**Instructions to follow:** Filter this data down to the lines that hold "label", and copy them.
-- START Supplied data --
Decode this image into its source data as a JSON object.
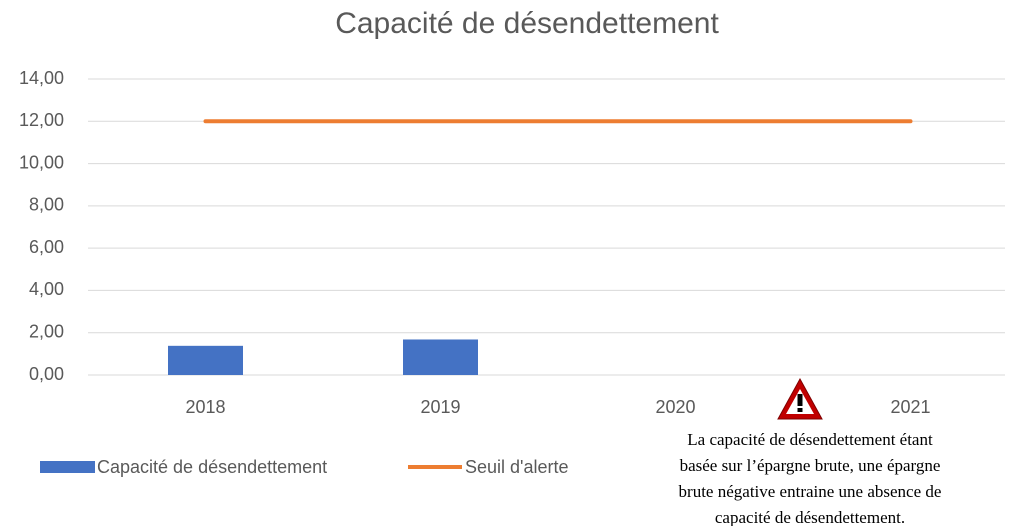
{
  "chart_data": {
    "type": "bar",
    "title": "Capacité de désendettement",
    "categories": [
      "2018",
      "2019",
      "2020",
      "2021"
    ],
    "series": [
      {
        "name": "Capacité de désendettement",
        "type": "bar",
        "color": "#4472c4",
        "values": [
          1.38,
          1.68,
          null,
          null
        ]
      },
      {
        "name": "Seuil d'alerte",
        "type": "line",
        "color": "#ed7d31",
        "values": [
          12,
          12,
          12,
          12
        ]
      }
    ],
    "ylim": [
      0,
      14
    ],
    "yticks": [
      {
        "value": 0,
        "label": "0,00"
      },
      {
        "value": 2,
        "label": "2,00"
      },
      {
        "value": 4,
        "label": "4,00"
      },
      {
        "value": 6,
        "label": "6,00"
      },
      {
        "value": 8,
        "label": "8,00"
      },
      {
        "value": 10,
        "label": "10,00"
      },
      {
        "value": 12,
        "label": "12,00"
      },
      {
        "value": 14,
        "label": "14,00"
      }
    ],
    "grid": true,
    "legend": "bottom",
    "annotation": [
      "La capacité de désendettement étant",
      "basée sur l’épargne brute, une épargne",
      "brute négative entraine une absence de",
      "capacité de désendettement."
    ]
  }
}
-- END Supplied data --
**Exercise output:**
        "label": "0,00"
        "label": "2,00"
        "label": "4,00"
        "label": "6,00"
        "label": "8,00"
        "label": "10,00"
        "label": "12,00"
        "label": "14,00"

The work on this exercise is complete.